--- start Data excerpts ---

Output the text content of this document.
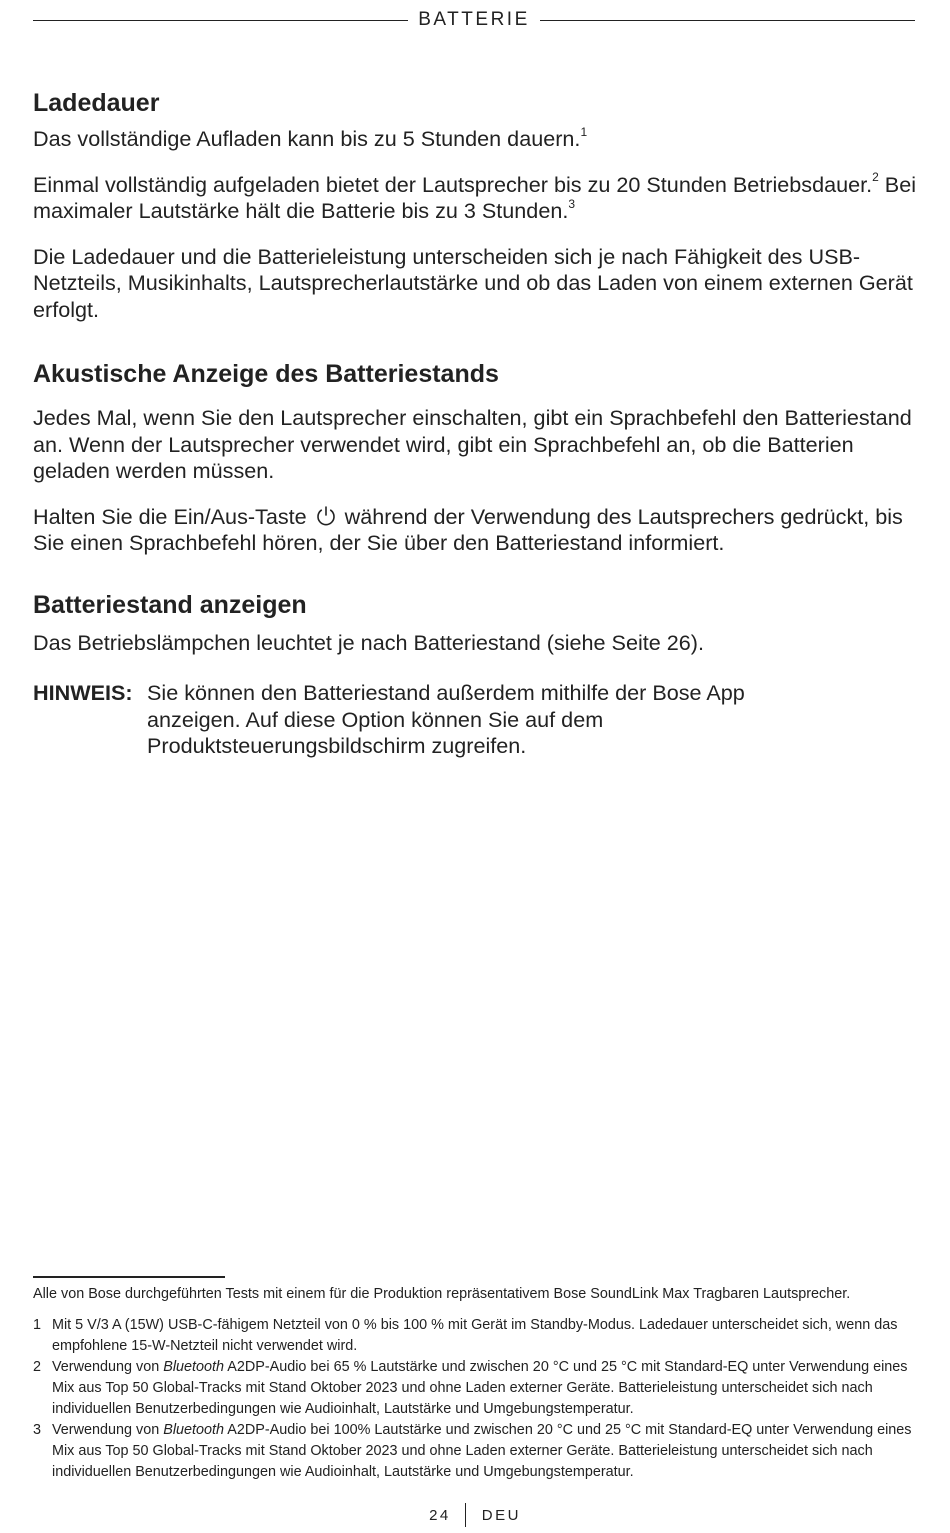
BATTERIE
Ladedauer

Das vollständige Aufladen kann bis zu 5 Stunden dauern.$^1$

Einmal vollständig aufgeladen bietet der Lautsprecher bis zu 20 Stunden Betriebsdauer.$^2$ Bei maximaler Lautstärke hält die Batterie bis zu 3 Stunden.$^3$

Die Ladedauer und die Batterieleistung unterscheiden sich je nach Fähigkeit des USB-Netzteils, Musikinhalts, Lautsprecherlautstärke und ob das Laden von einem externen Gerät erfolgt.

Akustische Anzeige des Batteriestands

Jedes Mal, wenn Sie den Lautsprecher einschalten, gibt ein Sprachbefehl den Batteriestand an. Wenn der Lautsprecher verwendet wird, gibt ein Sprachbefehl an, ob die Batterien geladen werden müssen.

Halten Sie die Ein/Aus-Taste  während der Verwendung des Lautsprechers gedrückt, bis Sie einen Sprachbefehl hören, der Sie über den Batteriestand informiert.

Batteriestand anzeigen

Das Betriebslämpchen leuchtet je nach Batteriestand (siehe Seite 26).

HINWEIS: Sie können den Batteriestand außerdem mithilfe der Bose App anzeigen. Auf diese Option können Sie auf dem Produktsteuerungsbildschirm zugreifen.
Alle von Bose durchgeführten Tests mit einem für die Produktion repräsentativem Bose SoundLink Max Tragbaren Lautsprecher.
1 Mit 5 V/3 A (15W) USB-C-fähigem Netzteil von 0 % bis 100 % mit Gerät im Standby-Modus. Ladedauer unterscheidet sich, wenn das empfohlene 15-W-Netzteil nicht verwendet wird.
2 Verwendung von Bluetooth A2DP-Audio bei 65 % Lautstärke und zwischen 20 °C und 25 °C mit Standard-EQ unter Verwendung eines Mix aus Top 50 Global-Tracks mit Stand Oktober 2023 und ohne Laden externer Geräte. Batterieleistung unterscheidet sich nach individuellen Benutzerbedingungen wie Audioinhalt, Lautstärke und Umgebungstemperatur.
3 Verwendung von Bluetooth A2DP-Audio bei 100% Lautstärke und zwischen 20 °C und 25 °C mit Standard-EQ unter Verwendung eines Mix aus Top 50 Global-Tracks mit Stand Oktober 2023 und ohne Laden externer Geräte. Batterieleistung unterscheidet sich nach individuellen Benutzerbedingungen wie Audioinhalt, Lautstärke und Umgebungstemperatur.
24 DEU
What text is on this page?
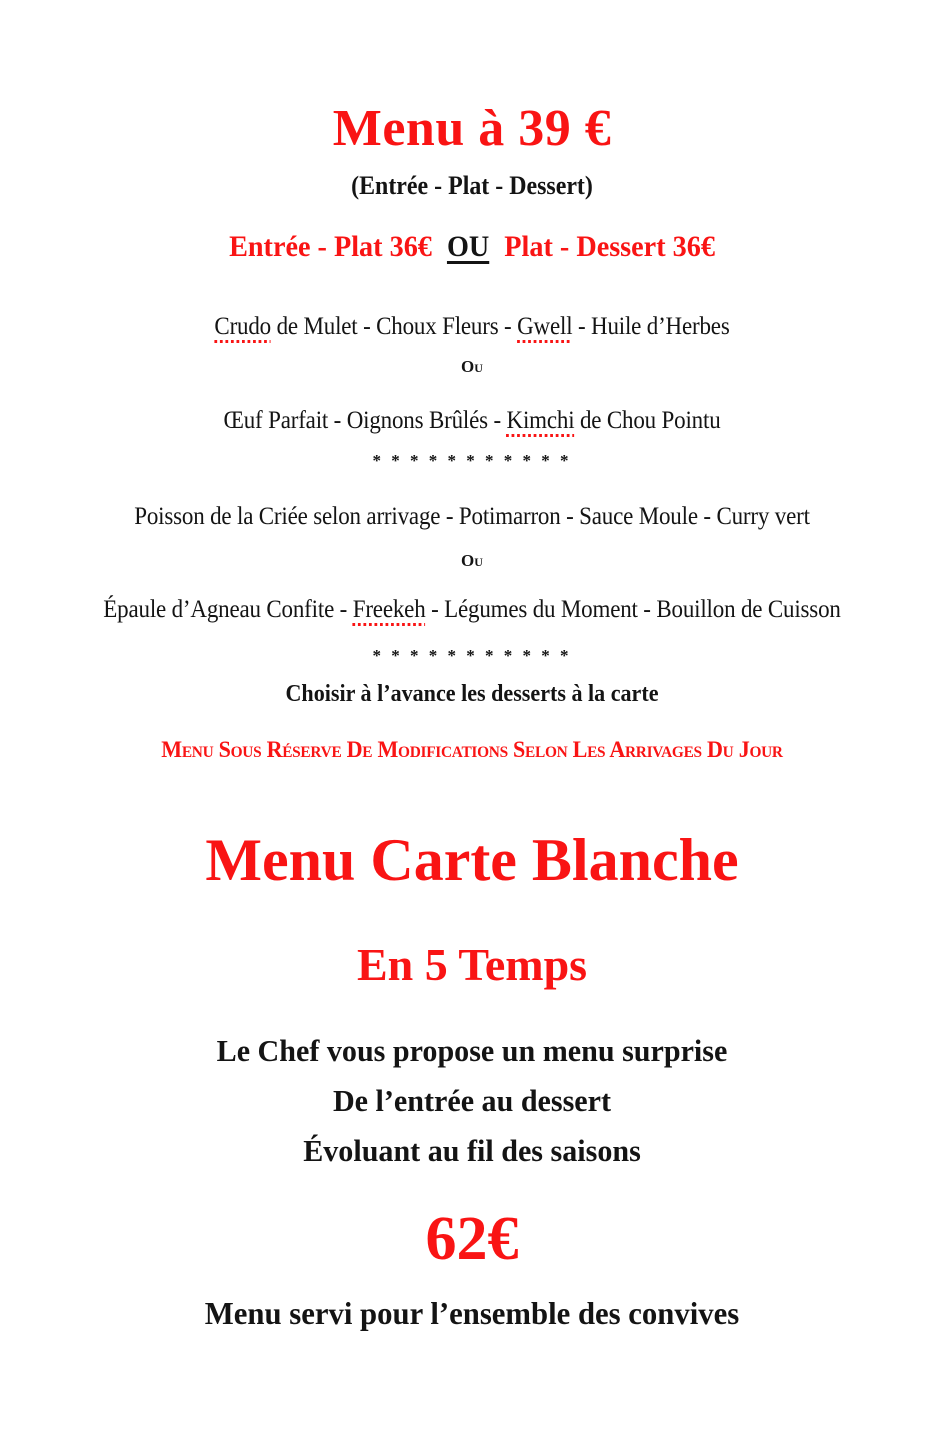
Menu à 39 €
(Entrée - Plat - Dessert)
Entrée - Plat 36€ OU Plat - Dessert 36€
Crudo de Mulet - Choux Fleurs - Gwell - Huile d’Herbes
Ou
Œuf Parfait - Oignons Brûlés - Kimchi de Chou Pointu
* * * * * * * * * * *
Poisson de la Criée selon arrivage - Potimarron - Sauce Moule - Curry vert
Ou
Épaule d’Agneau Confite - Freekeh - Légumes du Moment - Bouillon de Cuisson
* * * * * * * * * * *
Choisir à l’avance les desserts à la carte
Menu Sous Réserve De Modifications Selon Les Arrivages Du Jour
Menu Carte Blanche
En 5 Temps
Le Chef vous propose un menu surprise
De l’entrée au dessert
Évoluant au fil des saisons
62€
Menu servi pour l’ensemble des convives
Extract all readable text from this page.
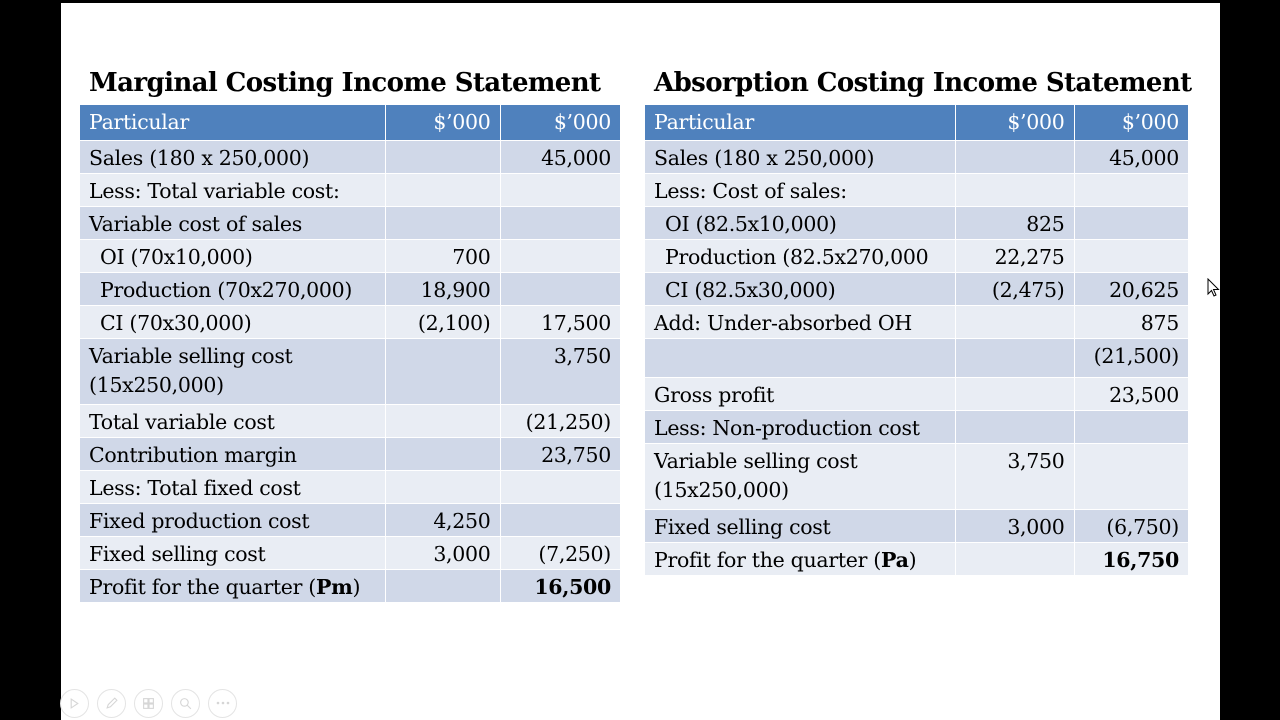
Marginal Costing Income Statement
Particular	$’000	$’000
Sales (180 x 250,000)		45,000
Less: Total variable cost:		
Variable cost of sales		
OI (70x10,000)	700	
Production (70x270,000)	18,900	
CI (70x30,000)	(2,100)	17,500
Variable selling cost (15x250,000)		3,750
Total variable cost		(21,250)
Contribution margin		23,750
Less: Total fixed cost		
Fixed production cost	4,250	
Fixed selling cost	3,000	(7,250)
Profit for the quarter (Pm)		16,500
Absorption Costing Income Statement
Particular	$’000	$’000
Sales (180 x 250,000)		45,000
Less: Cost of sales:		
OI (82.5x10,000)	825	
Production (82.5x270,000	22,275	
CI (82.5x30,000)	(2,475)	20,625
Add: Under-absorbed OH		875
		(21,500)
Gross profit		23,500
Less: Non-production cost		
Variable selling cost (15x250,000)	3,750	
Fixed selling cost	3,000	(6,750)
Profit for the quarter (Pa)		16,750
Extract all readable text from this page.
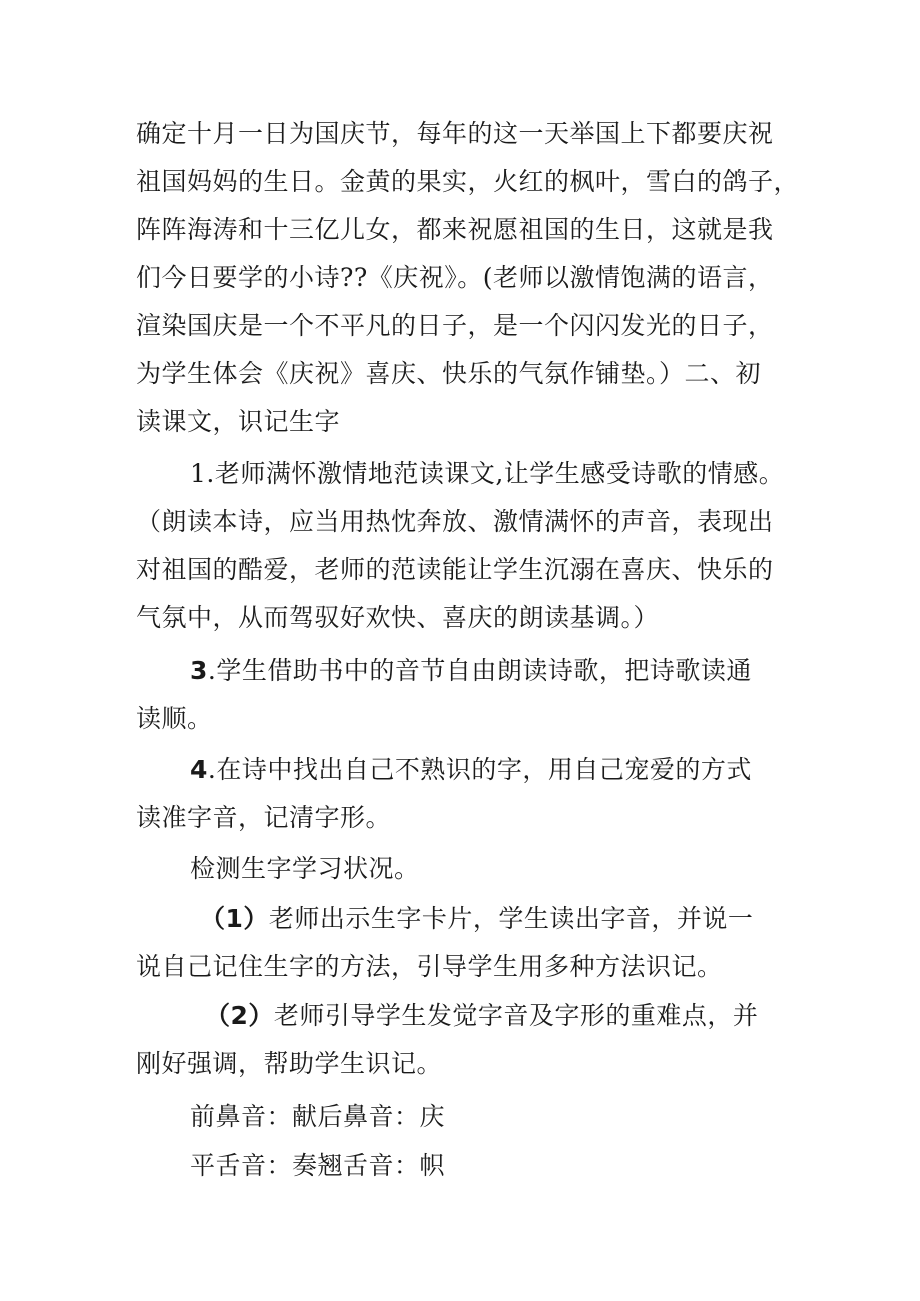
确定十月一日为国庆节，每年的这一天举国上下都要庆祝
祖国妈妈的生日。金黄的果实，火红的枫叶，雪白的鸽子，
阵阵海涛和十三亿儿女，都来祝愿祖国的生日，这就是我
们今日要学的小诗??《庆祝》。(老师以激情饱满的语言，
渲染国庆是一个不平凡的日子，是一个闪闪发光的日子，
为学生体会《庆祝》喜庆、快乐的气氛作铺垫。）二、初
读课文，识记生字
1.老师满怀激情地范读课文,让学生感受诗歌的情感。
（朗读本诗，应当用热忱奔放、激情满怀的声音，表现出
对祖国的酷爱，老师的范读能让学生沉溺在喜庆、快乐的
气氛中，从而驾驭好欢快、喜庆的朗读基调。）
3.学生借助书中的音节自由朗读诗歌，把诗歌读通
读顺。
4.在诗中找出自己不熟识的字，用自己宠爱的方式
读准字音，记清字形。
检测生字学习状况。
（1）老师出示生字卡片，学生读出字音，并说一
说自己记住生字的方法，引导学生用多种方法识记。
（2）老师引导学生发觉字音及字形的重难点，并
刚好强调，帮助学生识记。
前鼻音：献后鼻音：庆
平舌音：奏翘舌音：帜
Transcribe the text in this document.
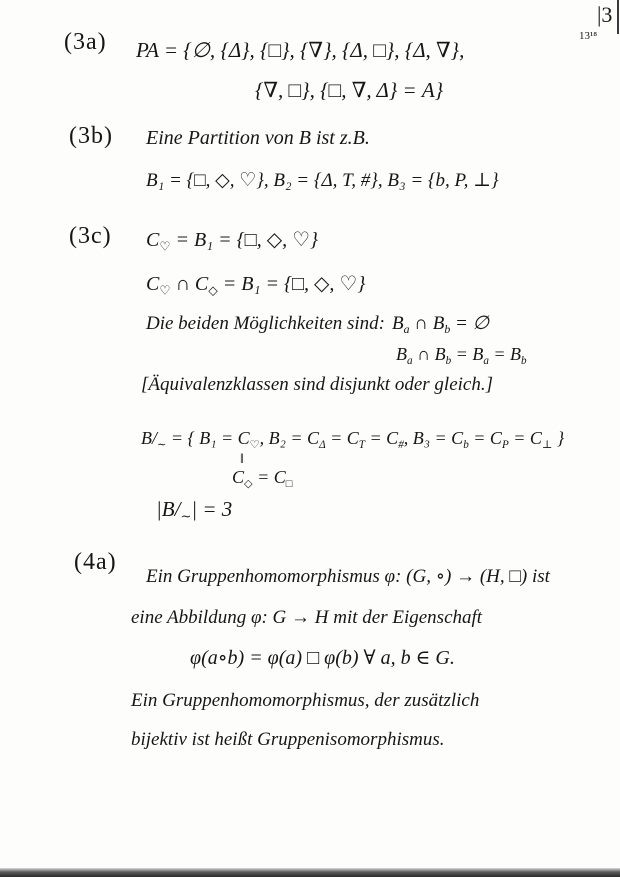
|3
13¹⁸
(3a) PA = {∅, {Δ}, {□}, {∇}, {Δ, □}, {Δ, ∇},
{∇, □}, {□, ∇, Δ} = A}
(3b) Eine Partition von B ist z.B.
B₁ = {□, ◇, ♡}, B₂ = {Δ, T, #}, B₃ = {b, P, ⊥}
(3c) $C_♡ = B_1$ = {□, ◇, ♡}
$C_♡$ ∩ $C_◇ = B_1$ = {□, ◇, ♡}
Die beiden Möglichkeiten sind: $B_a$ ∩ $B_b$ = ∅
$B_a$ ∩ $B_b = B_a = B_b$
[Äquivalenzklassen sind disjunkt oder gleich.]
$B/_\sim$ = { $B_1 = C_♡$, $B_2 = C_\Delta = C_T = C_{\#}$, $B_3 = C_b = C_P = C_\perp$ }
‖
$C_◇ = C_□$
$|B/_\sim| = 3$
(4a)
Ein Gruppenhomomorphismus φ: (G, ∘) → (H, □) ist
eine Abbildung φ: G → H mit der Eigenschaft
φ(a∘b) = φ(a) □ φ(b) ∀ a, b ∈ G.
Ein Gruppenhomomorphismus, der zusätzlich
bijektiv ist heißt Gruppenisomorphismus.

--- end Data excerpts ---

Will you set down the records word for word while leaving out every picture?

> _Result for this exercise_
Output the text content of this document.
BATTERIE
Ladedauer

Das vollständige Aufladen kann bis zu 5 Stunden dauern.$^1$

Einmal vollständig aufgeladen bietet der Lautsprecher bis zu 20 Stunden Betriebsdauer.$^2$ Bei maximaler Lautstärke hält die Batterie bis zu 3 Stunden.$^3$

Die Ladedauer und die Batterieleistung unterscheiden sich je nach Fähigkeit des USB-Netzteils, Musikinhalts, Lautsprecherlautstärke und ob das Laden von einem externen Gerät erfolgt.

Akustische Anzeige des Batteriestands

Jedes Mal, wenn Sie den Lautsprecher einschalten, gibt ein Sprachbefehl den Batteriestand an. Wenn der Lautsprecher verwendet wird, gibt ein Sprachbefehl an, ob die Batterien geladen werden müssen.

Halten Sie die Ein/Aus-Taste  während der Verwendung des Lautsprechers gedrückt, bis Sie einen Sprachbefehl hören, der Sie über den Batteriestand informiert.

Batteriestand anzeigen

Das Betriebslämpchen leuchtet je nach Batteriestand (siehe Seite 26).

HINWEIS: Sie können den Batteriestand außerdem mithilfe der Bose App anzeigen. Auf diese Option können Sie auf dem Produktsteuerungsbildschirm zugreifen.
Alle von Bose durchgeführten Tests mit einem für die Produktion repräsentativem Bose SoundLink Max Tragbaren Lautsprecher.
1 Mit 5 V/3 A (15W) USB-C-fähigem Netzteil von 0 % bis 100 % mit Gerät im Standby-Modus. Ladedauer unterscheidet sich, wenn das empfohlene 15-W-Netzteil nicht verwendet wird.
2 Verwendung von Bluetooth A2DP-Audio bei 65 % Lautstärke und zwischen 20 °C und 25 °C mit Standard-EQ unter Verwendung eines Mix aus Top 50 Global-Tracks mit Stand Oktober 2023 und ohne Laden externer Geräte. Batterieleistung unterscheidet sich nach individuellen Benutzerbedingungen wie Audioinhalt, Lautstärke und Umgebungstemperatur.
3 Verwendung von Bluetooth A2DP-Audio bei 100% Lautstärke und zwischen 20 °C und 25 °C mit Standard-EQ unter Verwendung eines Mix aus Top 50 Global-Tracks mit Stand Oktober 2023 und ohne Laden externer Geräte. Batterieleistung unterscheidet sich nach individuellen Benutzerbedingungen wie Audioinhalt, Lautstärke und Umgebungstemperatur.
24 DEU
What text is on this page?
Menu à 39 €
(Entrée - Plat - Dessert)
Entrée - Plat 36€ OU Plat - Dessert 36€
Crudo de Mulet - Choux Fleurs - Gwell - Huile d’Herbes
Ou
Œuf Parfait - Oignons Brûlés - Kimchi de Chou Pointu
* * * * * * * * * * *
Poisson de la Criée selon arrivage - Potimarron - Sauce Moule - Curry vert
Ou
Épaule d’Agneau Confite - Freekeh - Légumes du Moment - Bouillon de Cuisson
* * * * * * * * * * *
Choisir à l’avance les desserts à la carte
Menu Sous Réserve De Modifications Selon Les Arrivages Du Jour
Menu Carte Blanche
En 5 Temps
Le Chef vous propose un menu surprise
De l’entrée au dessert
Évoluant au fil des saisons
62€
Menu servi pour l’ensemble des convives
Extract all readable text from this page.
Marginal Costing Income Statement
Particular	$’000	$’000
Sales (180 x 250,000)		45,000
Less: Total variable cost:		
Variable cost of sales		
OI (70x10,000)	700	
Production (70x270,000)	18,900	
CI (70x30,000)	(2,100)	17,500
Variable selling cost (15x250,000)		3,750
Total variable cost		(21,250)
Contribution margin		23,750
Less: Total fixed cost		
Fixed production cost	4,250	
Fixed selling cost	3,000	(7,250)
Profit for the quarter (Pm)		16,500
Absorption Costing Income Statement
Particular	$’000	$’000
Sales (180 x 250,000)		45,000
Less: Cost of sales:		
OI (82.5x10,000)	825	
Production (82.5x270,000	22,275	
CI (82.5x30,000)	(2,475)	20,625
Add: Under-absorbed OH		875
		(21,500)
Gross profit		23,500
Less: Non-production cost		
Variable selling cost (15x250,000)	3,750	
Fixed selling cost	3,000	(6,750)
Profit for the quarter (Pa)		16,750
Extract all readable text from this page.
确定十月一日为国庆节，每年的这一天举国上下都要庆祝
祖国妈妈的生日。金黄的果实，火红的枫叶，雪白的鸽子，
阵阵海涛和十三亿儿女，都来祝愿祖国的生日，这就是我
们今日要学的小诗??《庆祝》。(老师以激情饱满的语言，
渲染国庆是一个不平凡的日子，是一个闪闪发光的日子，
为学生体会《庆祝》喜庆、快乐的气氛作铺垫。）二、初
读课文，识记生字
1.老师满怀激情地范读课文,让学生感受诗歌的情感。
（朗读本诗，应当用热忱奔放、激情满怀的声音，表现出
对祖国的酷爱，老师的范读能让学生沉溺在喜庆、快乐的
气氛中，从而驾驭好欢快、喜庆的朗读基调。）
3.学生借助书中的音节自由朗读诗歌，把诗歌读通
读顺。
4.在诗中找出自己不熟识的字，用自己宠爱的方式
读准字音，记清字形。
检测生字学习状况。
（1）老师出示生字卡片，学生读出字音，并说一
说自己记住生字的方法，引导学生用多种方法识记。
（2）老师引导学生发觉字音及字形的重难点，并
刚好强调，帮助学生识记。
前鼻音：献后鼻音：庆
平舌音：奏翘舌音：帜
Transcribe the text in this document.
|3
13¹⁸
(3a) PA = {∅, {Δ}, {□}, {∇}, {Δ, □}, {Δ, ∇},
{∇, □}, {□, ∇, Δ} = A}
(3b) Eine Partition von B ist z.B.
B₁ = {□, ◇, ♡}, B₂ = {Δ, T, #}, B₃ = {b, P, ⊥}
(3c) $C_♡ = B_1$ = {□, ◇, ♡}
$C_♡$ ∩ $C_◇ = B_1$ = {□, ◇, ♡}
Die beiden Möglichkeiten sind: $B_a$ ∩ $B_b$ = ∅
$B_a$ ∩ $B_b = B_a = B_b$
[Äquivalenzklassen sind disjunkt oder gleich.]
$B/_\sim$ = { $B_1 = C_♡$, $B_2 = C_\Delta = C_T = C_{\#}$, $B_3 = C_b = C_P = C_\perp$ }
‖
$C_◇ = C_□$
$|B/_\sim| = 3$
(4a)
Ein Gruppenhomomorphismus φ: (G, ∘) → (H, □) ist
eine Abbildung φ: G → H mit der Eigenschaft
φ(a∘b) = φ(a) □ φ(b) ∀ a, b ∈ G.
Ein Gruppenhomomorphismus, der zusätzlich
bijektiv ist heißt Gruppenisomorphismus.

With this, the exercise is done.